[Figure record listings]

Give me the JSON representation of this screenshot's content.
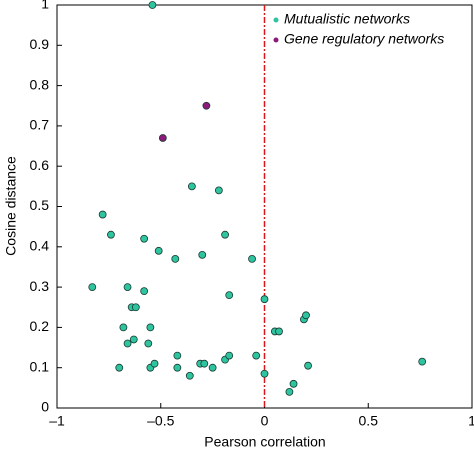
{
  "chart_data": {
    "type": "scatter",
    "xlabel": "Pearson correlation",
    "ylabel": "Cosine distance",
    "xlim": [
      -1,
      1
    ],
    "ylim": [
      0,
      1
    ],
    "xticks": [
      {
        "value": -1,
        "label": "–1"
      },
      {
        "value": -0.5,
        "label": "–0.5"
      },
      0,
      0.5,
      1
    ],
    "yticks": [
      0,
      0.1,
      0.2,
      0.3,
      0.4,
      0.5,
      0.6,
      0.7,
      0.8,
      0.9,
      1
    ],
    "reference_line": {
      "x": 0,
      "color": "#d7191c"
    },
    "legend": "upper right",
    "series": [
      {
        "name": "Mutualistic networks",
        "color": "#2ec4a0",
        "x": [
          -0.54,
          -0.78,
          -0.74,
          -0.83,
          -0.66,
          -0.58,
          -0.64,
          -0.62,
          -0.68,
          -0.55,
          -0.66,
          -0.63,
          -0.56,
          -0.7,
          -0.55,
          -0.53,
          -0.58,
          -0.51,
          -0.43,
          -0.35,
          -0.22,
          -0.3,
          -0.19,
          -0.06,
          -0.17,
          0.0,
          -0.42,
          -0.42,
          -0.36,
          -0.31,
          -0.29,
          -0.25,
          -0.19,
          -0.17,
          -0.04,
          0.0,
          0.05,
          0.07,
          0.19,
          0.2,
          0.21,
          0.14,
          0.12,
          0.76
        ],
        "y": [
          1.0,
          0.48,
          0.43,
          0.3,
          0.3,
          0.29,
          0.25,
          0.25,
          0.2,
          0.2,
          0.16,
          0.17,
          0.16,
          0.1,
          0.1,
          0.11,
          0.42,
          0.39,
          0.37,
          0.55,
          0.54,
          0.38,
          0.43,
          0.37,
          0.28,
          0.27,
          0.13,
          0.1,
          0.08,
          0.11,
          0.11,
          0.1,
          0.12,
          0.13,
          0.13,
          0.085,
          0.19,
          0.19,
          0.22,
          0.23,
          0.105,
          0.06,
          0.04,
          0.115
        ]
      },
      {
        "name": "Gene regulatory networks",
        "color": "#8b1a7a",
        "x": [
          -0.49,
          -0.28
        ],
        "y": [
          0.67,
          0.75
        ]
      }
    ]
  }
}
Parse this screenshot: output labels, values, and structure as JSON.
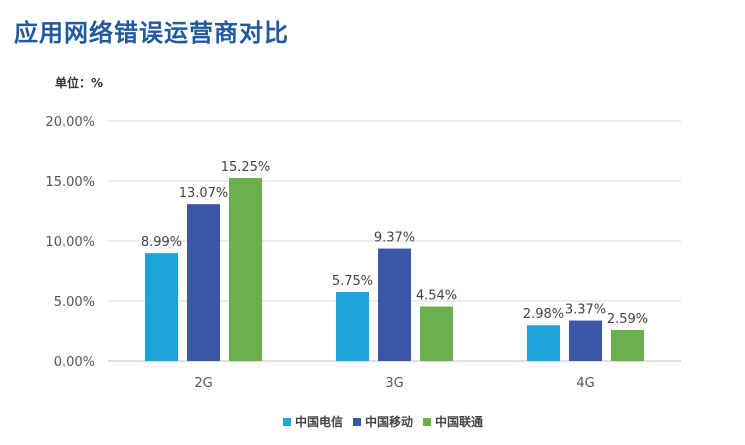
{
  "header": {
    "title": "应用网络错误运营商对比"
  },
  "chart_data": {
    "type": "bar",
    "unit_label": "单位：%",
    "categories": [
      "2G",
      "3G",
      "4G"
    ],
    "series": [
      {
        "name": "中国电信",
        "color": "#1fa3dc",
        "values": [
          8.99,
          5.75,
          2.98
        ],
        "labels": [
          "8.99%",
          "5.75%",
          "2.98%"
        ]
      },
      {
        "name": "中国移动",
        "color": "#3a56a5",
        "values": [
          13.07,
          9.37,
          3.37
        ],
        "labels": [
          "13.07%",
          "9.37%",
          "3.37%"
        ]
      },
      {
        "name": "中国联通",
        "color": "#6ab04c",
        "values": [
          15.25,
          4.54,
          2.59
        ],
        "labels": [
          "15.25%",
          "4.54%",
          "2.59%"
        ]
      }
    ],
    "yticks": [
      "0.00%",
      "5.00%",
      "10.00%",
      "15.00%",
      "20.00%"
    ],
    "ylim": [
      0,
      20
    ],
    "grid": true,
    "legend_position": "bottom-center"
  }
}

## GOAL OF THE EXERCISE
Repeat the data above exactly, but not the pictures.

## WRITTEN ANSWER
Give me the JSON representation of this screenshot's content.
{
  "chart_data": {
    "type": "scatter",
    "xlabel": "Pearson correlation",
    "ylabel": "Cosine distance",
    "xlim": [
      -1,
      1
    ],
    "ylim": [
      0,
      1
    ],
    "xticks": [
      {
        "value": -1,
        "label": "–1"
      },
      {
        "value": -0.5,
        "label": "–0.5"
      },
      0,
      0.5,
      1
    ],
    "yticks": [
      0,
      0.1,
      0.2,
      0.3,
      0.4,
      0.5,
      0.6,
      0.7,
      0.8,
      0.9,
      1
    ],
    "reference_line": {
      "x": 0,
      "color": "#d7191c"
    },
    "legend": "upper right",
    "series": [
      {
        "name": "Mutualistic networks",
        "color": "#2ec4a0",
        "x": [
          -0.54,
          -0.78,
          -0.74,
          -0.83,
          -0.66,
          -0.58,
          -0.64,
          -0.62,
          -0.68,
          -0.55,
          -0.66,
          -0.63,
          -0.56,
          -0.7,
          -0.55,
          -0.53,
          -0.58,
          -0.51,
          -0.43,
          -0.35,
          -0.22,
          -0.3,
          -0.19,
          -0.06,
          -0.17,
          0.0,
          -0.42,
          -0.42,
          -0.36,
          -0.31,
          -0.29,
          -0.25,
          -0.19,
          -0.17,
          -0.04,
          0.0,
          0.05,
          0.07,
          0.19,
          0.2,
          0.21,
          0.14,
          0.12,
          0.76
        ],
        "y": [
          1.0,
          0.48,
          0.43,
          0.3,
          0.3,
          0.29,
          0.25,
          0.25,
          0.2,
          0.2,
          0.16,
          0.17,
          0.16,
          0.1,
          0.1,
          0.11,
          0.42,
          0.39,
          0.37,
          0.55,
          0.54,
          0.38,
          0.43,
          0.37,
          0.28,
          0.27,
          0.13,
          0.1,
          0.08,
          0.11,
          0.11,
          0.1,
          0.12,
          0.13,
          0.13,
          0.085,
          0.19,
          0.19,
          0.22,
          0.23,
          0.105,
          0.06,
          0.04,
          0.115
        ]
      },
      {
        "name": "Gene regulatory networks",
        "color": "#8b1a7a",
        "x": [
          -0.49,
          -0.28
        ],
        "y": [
          0.67,
          0.75
        ]
      }
    ]
  }
}
Parse this screenshot: output labels, values, and structure as JSON.
{
  "header": {
    "title": "应用网络错误运营商对比"
  },
  "chart_data": {
    "type": "bar",
    "unit_label": "单位：%",
    "categories": [
      "2G",
      "3G",
      "4G"
    ],
    "series": [
      {
        "name": "中国电信",
        "color": "#1fa3dc",
        "values": [
          8.99,
          5.75,
          2.98
        ],
        "labels": [
          "8.99%",
          "5.75%",
          "2.98%"
        ]
      },
      {
        "name": "中国移动",
        "color": "#3a56a5",
        "values": [
          13.07,
          9.37,
          3.37
        ],
        "labels": [
          "13.07%",
          "9.37%",
          "3.37%"
        ]
      },
      {
        "name": "中国联通",
        "color": "#6ab04c",
        "values": [
          15.25,
          4.54,
          2.59
        ],
        "labels": [
          "15.25%",
          "4.54%",
          "2.59%"
        ]
      }
    ],
    "yticks": [
      "0.00%",
      "5.00%",
      "10.00%",
      "15.00%",
      "20.00%"
    ],
    "ylim": [
      0,
      20
    ],
    "grid": true,
    "legend_position": "bottom-center"
  }
}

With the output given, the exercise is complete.